* **WHAT TO PRODUCE**
Can you reproduce the data beneath, keeping every line exact?

- - - -

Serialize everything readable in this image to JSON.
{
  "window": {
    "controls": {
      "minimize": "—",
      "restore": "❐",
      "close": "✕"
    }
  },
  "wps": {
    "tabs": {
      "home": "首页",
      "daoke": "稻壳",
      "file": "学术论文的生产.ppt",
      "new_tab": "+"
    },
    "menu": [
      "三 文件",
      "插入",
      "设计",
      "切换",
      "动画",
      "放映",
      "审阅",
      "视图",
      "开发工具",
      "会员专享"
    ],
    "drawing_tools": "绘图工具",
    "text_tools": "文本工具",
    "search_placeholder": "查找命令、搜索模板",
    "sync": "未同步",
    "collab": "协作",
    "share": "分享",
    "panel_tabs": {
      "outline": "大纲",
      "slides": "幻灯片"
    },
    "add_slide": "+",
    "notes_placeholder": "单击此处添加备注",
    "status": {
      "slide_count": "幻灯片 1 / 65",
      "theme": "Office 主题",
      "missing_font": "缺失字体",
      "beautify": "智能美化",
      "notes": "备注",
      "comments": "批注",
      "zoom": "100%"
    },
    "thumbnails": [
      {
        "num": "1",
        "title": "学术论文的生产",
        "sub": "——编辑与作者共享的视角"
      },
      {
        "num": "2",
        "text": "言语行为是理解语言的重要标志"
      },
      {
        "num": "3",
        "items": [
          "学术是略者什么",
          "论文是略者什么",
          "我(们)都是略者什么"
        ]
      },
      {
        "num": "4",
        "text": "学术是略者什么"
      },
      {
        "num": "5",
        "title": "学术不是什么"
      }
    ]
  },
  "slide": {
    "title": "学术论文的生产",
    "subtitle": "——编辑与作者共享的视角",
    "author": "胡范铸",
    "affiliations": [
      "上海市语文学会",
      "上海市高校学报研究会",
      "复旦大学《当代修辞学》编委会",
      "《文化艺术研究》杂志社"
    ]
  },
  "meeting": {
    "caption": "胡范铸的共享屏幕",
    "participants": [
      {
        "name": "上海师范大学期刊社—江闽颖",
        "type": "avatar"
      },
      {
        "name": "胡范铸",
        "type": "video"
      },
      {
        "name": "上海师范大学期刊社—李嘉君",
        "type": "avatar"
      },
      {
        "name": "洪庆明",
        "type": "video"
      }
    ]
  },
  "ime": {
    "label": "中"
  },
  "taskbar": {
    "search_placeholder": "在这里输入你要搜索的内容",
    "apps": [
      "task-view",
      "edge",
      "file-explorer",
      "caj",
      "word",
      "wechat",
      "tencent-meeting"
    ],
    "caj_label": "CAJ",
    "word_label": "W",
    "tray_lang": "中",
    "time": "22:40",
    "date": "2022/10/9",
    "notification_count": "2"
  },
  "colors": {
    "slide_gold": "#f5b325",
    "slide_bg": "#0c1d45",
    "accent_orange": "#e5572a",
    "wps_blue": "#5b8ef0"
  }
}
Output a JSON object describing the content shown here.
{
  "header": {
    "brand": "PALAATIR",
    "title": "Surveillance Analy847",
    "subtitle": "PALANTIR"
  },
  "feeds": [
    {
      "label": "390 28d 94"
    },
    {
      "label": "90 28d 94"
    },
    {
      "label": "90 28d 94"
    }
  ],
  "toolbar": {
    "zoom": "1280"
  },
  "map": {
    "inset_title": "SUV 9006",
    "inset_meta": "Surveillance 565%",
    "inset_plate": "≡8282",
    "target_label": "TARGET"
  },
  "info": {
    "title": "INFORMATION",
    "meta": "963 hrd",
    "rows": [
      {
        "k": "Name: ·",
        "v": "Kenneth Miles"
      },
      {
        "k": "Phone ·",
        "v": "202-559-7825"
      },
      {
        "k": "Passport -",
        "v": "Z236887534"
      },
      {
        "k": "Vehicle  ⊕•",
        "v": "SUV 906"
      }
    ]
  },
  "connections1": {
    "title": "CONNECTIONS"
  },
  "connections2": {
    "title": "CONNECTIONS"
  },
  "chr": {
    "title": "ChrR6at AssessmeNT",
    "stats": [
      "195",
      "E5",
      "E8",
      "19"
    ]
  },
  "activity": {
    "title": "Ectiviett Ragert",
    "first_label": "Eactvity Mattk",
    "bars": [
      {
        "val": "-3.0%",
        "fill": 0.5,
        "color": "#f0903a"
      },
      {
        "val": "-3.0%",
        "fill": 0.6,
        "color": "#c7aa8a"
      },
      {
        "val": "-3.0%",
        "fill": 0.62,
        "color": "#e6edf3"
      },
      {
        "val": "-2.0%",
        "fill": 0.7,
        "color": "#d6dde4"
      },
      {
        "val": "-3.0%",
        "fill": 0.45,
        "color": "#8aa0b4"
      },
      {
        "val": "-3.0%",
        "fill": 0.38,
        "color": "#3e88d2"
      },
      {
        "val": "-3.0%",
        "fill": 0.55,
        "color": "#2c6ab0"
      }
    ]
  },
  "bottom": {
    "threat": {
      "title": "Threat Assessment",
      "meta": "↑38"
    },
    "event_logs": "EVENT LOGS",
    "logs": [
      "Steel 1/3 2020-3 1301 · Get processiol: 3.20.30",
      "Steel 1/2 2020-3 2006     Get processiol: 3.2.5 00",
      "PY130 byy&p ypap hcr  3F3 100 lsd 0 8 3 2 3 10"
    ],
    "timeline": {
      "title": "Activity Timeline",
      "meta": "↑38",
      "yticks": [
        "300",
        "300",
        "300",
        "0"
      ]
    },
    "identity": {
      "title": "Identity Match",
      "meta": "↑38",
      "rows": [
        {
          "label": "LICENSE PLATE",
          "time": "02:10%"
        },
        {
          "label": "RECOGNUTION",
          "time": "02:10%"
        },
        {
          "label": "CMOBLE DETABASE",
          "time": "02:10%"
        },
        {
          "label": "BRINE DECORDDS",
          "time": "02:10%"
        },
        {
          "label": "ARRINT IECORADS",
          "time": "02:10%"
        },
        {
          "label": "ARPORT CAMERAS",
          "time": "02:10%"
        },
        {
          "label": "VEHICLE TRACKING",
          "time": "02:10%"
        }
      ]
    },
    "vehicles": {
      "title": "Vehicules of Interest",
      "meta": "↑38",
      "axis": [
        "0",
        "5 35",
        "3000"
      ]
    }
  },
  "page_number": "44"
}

- - - -

* **RESULT OF THIS TASK**
Serialize everything readable in this image to JSON.
{
  "window": {
    "controls": {
      "minimize": "—",
      "restore": "❐",
      "close": "✕"
    }
  },
  "wps": {
    "tabs": {
      "home": "首页",
      "daoke": "稻壳",
      "file": "学术论文的生产.ppt",
      "new_tab": "+"
    },
    "menu": [
      "三 文件",
      "插入",
      "设计",
      "切换",
      "动画",
      "放映",
      "审阅",
      "视图",
      "开发工具",
      "会员专享"
    ],
    "drawing_tools": "绘图工具",
    "text_tools": "文本工具",
    "search_placeholder": "查找命令、搜索模板",
    "sync": "未同步",
    "collab": "协作",
    "share": "分享",
    "panel_tabs": {
      "outline": "大纲",
      "slides": "幻灯片"
    },
    "add_slide": "+",
    "notes_placeholder": "单击此处添加备注",
    "status": {
      "slide_count": "幻灯片 1 / 65",
      "theme": "Office 主题",
      "missing_font": "缺失字体",
      "beautify": "智能美化",
      "notes": "备注",
      "comments": "批注",
      "zoom": "100%"
    },
    "thumbnails": [
      {
        "num": "1",
        "title": "学术论文的生产",
        "sub": "——编辑与作者共享的视角"
      },
      {
        "num": "2",
        "text": "言语行为是理解语言的重要标志"
      },
      {
        "num": "3",
        "items": [
          "学术是略者什么",
          "论文是略者什么",
          "我(们)都是略者什么"
        ]
      },
      {
        "num": "4",
        "text": "学术是略者什么"
      },
      {
        "num": "5",
        "title": "学术不是什么"
      }
    ]
  },
  "slide": {
    "title": "学术论文的生产",
    "subtitle": "——编辑与作者共享的视角",
    "author": "胡范铸",
    "affiliations": [
      "上海市语文学会",
      "上海市高校学报研究会",
      "复旦大学《当代修辞学》编委会",
      "《文化艺术研究》杂志社"
    ]
  },
  "meeting": {
    "caption": "胡范铸的共享屏幕",
    "participants": [
      {
        "name": "上海师范大学期刊社—江闽颖",
        "type": "avatar"
      },
      {
        "name": "胡范铸",
        "type": "video"
      },
      {
        "name": "上海师范大学期刊社—李嘉君",
        "type": "avatar"
      },
      {
        "name": "洪庆明",
        "type": "video"
      }
    ]
  },
  "ime": {
    "label": "中"
  },
  "taskbar": {
    "search_placeholder": "在这里输入你要搜索的内容",
    "apps": [
      "task-view",
      "edge",
      "file-explorer",
      "caj",
      "word",
      "wechat",
      "tencent-meeting"
    ],
    "caj_label": "CAJ",
    "word_label": "W",
    "tray_lang": "中",
    "time": "22:40",
    "date": "2022/10/9",
    "notification_count": "2"
  },
  "colors": {
    "slide_gold": "#f5b325",
    "slide_bg": "#0c1d45",
    "accent_orange": "#e5572a",
    "wps_blue": "#5b8ef0"
  }
}
Output a JSON object describing the content shown here.
{
  "header": {
    "brand": "PALAATIR",
    "title": "Surveillance Analy847",
    "subtitle": "PALANTIR"
  },
  "feeds": [
    {
      "label": "390 28d 94"
    },
    {
      "label": "90 28d 94"
    },
    {
      "label": "90 28d 94"
    }
  ],
  "toolbar": {
    "zoom": "1280"
  },
  "map": {
    "inset_title": "SUV 9006",
    "inset_meta": "Surveillance 565%",
    "inset_plate": "≡8282",
    "target_label": "TARGET"
  },
  "info": {
    "title": "INFORMATION",
    "meta": "963 hrd",
    "rows": [
      {
        "k": "Name: ·",
        "v": "Kenneth Miles"
      },
      {
        "k": "Phone ·",
        "v": "202-559-7825"
      },
      {
        "k": "Passport -",
        "v": "Z236887534"
      },
      {
        "k": "Vehicle  ⊕•",
        "v": "SUV 906"
      }
    ]
  },
  "connections1": {
    "title": "CONNECTIONS"
  },
  "connections2": {
    "title": "CONNECTIONS"
  },
  "chr": {
    "title": "ChrR6at AssessmeNT",
    "stats": [
      "195",
      "E5",
      "E8",
      "19"
    ]
  },
  "activity": {
    "title": "Ectiviett Ragert",
    "first_label": "Eactvity Mattk",
    "bars": [
      {
        "val": "-3.0%",
        "fill": 0.5,
        "color": "#f0903a"
      },
      {
        "val": "-3.0%",
        "fill": 0.6,
        "color": "#c7aa8a"
      },
      {
        "val": "-3.0%",
        "fill": 0.62,
        "color": "#e6edf3"
      },
      {
        "val": "-2.0%",
        "fill": 0.7,
        "color": "#d6dde4"
      },
      {
        "val": "-3.0%",
        "fill": 0.45,
        "color": "#8aa0b4"
      },
      {
        "val": "-3.0%",
        "fill": 0.38,
        "color": "#3e88d2"
      },
      {
        "val": "-3.0%",
        "fill": 0.55,
        "color": "#2c6ab0"
      }
    ]
  },
  "bottom": {
    "threat": {
      "title": "Threat Assessment",
      "meta": "↑38"
    },
    "event_logs": "EVENT LOGS",
    "logs": [
      "Steel 1/3 2020-3 1301 · Get processiol: 3.20.30",
      "Steel 1/2 2020-3 2006     Get processiol: 3.2.5 00",
      "PY130 byy&p ypap hcr  3F3 100 lsd 0 8 3 2 3 10"
    ],
    "timeline": {
      "title": "Activity Timeline",
      "meta": "↑38",
      "yticks": [
        "300",
        "300",
        "300",
        "0"
      ]
    },
    "identity": {
      "title": "Identity Match",
      "meta": "↑38",
      "rows": [
        {
          "label": "LICENSE PLATE",
          "time": "02:10%"
        },
        {
          "label": "RECOGNUTION",
          "time": "02:10%"
        },
        {
          "label": "CMOBLE DETABASE",
          "time": "02:10%"
        },
        {
          "label": "BRINE DECORDDS",
          "time": "02:10%"
        },
        {
          "label": "ARRINT IECORADS",
          "time": "02:10%"
        },
        {
          "label": "ARPORT CAMERAS",
          "time": "02:10%"
        },
        {
          "label": "VEHICLE TRACKING",
          "time": "02:10%"
        }
      ]
    },
    "vehicles": {
      "title": "Vehicules of Interest",
      "meta": "↑38",
      "axis": [
        "0",
        "5 35",
        "3000"
      ]
    }
  },
  "page_number": "44"
}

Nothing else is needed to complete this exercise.